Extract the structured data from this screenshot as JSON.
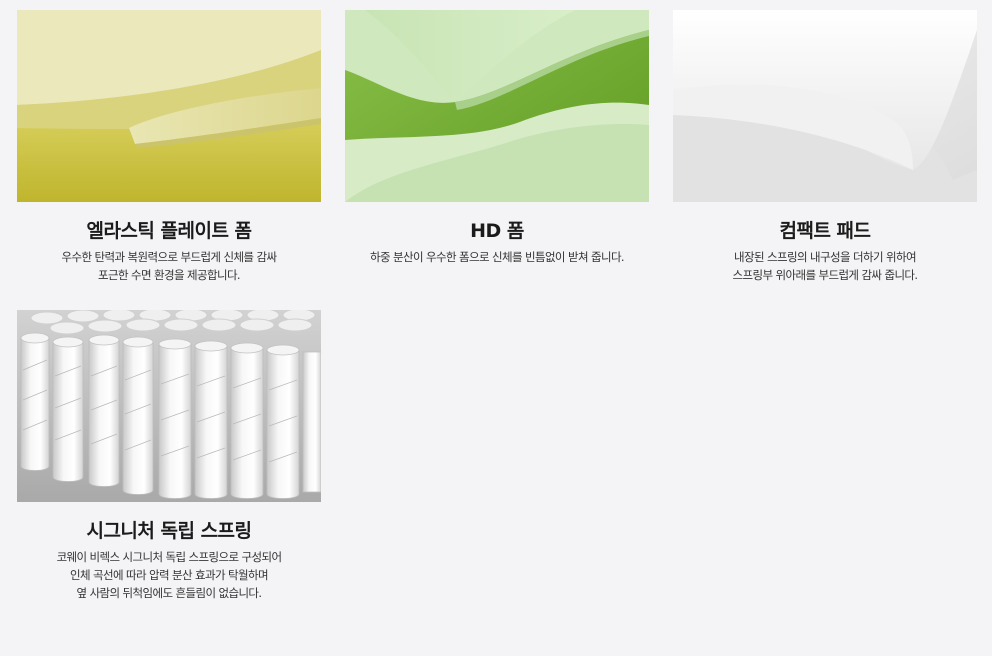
{
  "products": [
    {
      "title": "엘라스틱 플레이트 폼",
      "image": "elastic-plate-foam-image",
      "lines": [
        "우수한 탄력과 복원력으로 부드럽게 신체를 감싸",
        "포근한 수면 환경을 제공합니다."
      ]
    },
    {
      "title": "HD 폼",
      "image": "hd-foam-image",
      "lines": [
        "하중 분산이 우수한 폼으로 신체를 빈틈없이 받쳐 줍니다."
      ]
    },
    {
      "title": "컴팩트 패드",
      "image": "compact-pad-image",
      "lines": [
        "내장된 스프링의 내구성을 더하기 위하여",
        "스프링부 위아래를 부드럽게 감싸 줍니다."
      ]
    },
    {
      "title": "시그니처 독립 스프링",
      "image": "signature-pocket-spring-image",
      "lines": [
        "코웨이 비렉스 시그니처 독립 스프링으로 구성되어",
        "인체 곡선에 따라 압력 분산 효과가 탁월하며",
        "옆 사람의 뒤척임에도 흔들림이 없습니다."
      ]
    }
  ],
  "colors": {
    "background": "#f4f4f7",
    "elastic_foam": "#d7d27a",
    "hd_foam_light": "#cfe9bf",
    "hd_foam_dark": "#6aa52a",
    "compact_pad": "#ececec",
    "spring_bg": "#bdbdbd"
  }
}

**Goal**
Reproduce the listing word for word and omit its pictures.

**Complete output**
Extract the structured data from this screenshot as JSON.
{
  "products": [
    {
      "title": "엘라스틱 플레이트 폼",
      "image": "elastic-plate-foam-image",
      "lines": [
        "우수한 탄력과 복원력으로 부드럽게 신체를 감싸",
        "포근한 수면 환경을 제공합니다."
      ]
    },
    {
      "title": "HD 폼",
      "image": "hd-foam-image",
      "lines": [
        "하중 분산이 우수한 폼으로 신체를 빈틈없이 받쳐 줍니다."
      ]
    },
    {
      "title": "컴팩트 패드",
      "image": "compact-pad-image",
      "lines": [
        "내장된 스프링의 내구성을 더하기 위하여",
        "스프링부 위아래를 부드럽게 감싸 줍니다."
      ]
    },
    {
      "title": "시그니처 독립 스프링",
      "image": "signature-pocket-spring-image",
      "lines": [
        "코웨이 비렉스 시그니처 독립 스프링으로 구성되어",
        "인체 곡선에 따라 압력 분산 효과가 탁월하며",
        "옆 사람의 뒤척임에도 흔들림이 없습니다."
      ]
    }
  ],
  "colors": {
    "background": "#f4f4f7",
    "elastic_foam": "#d7d27a",
    "hd_foam_light": "#cfe9bf",
    "hd_foam_dark": "#6aa52a",
    "compact_pad": "#ececec",
    "spring_bg": "#bdbdbd"
  }
}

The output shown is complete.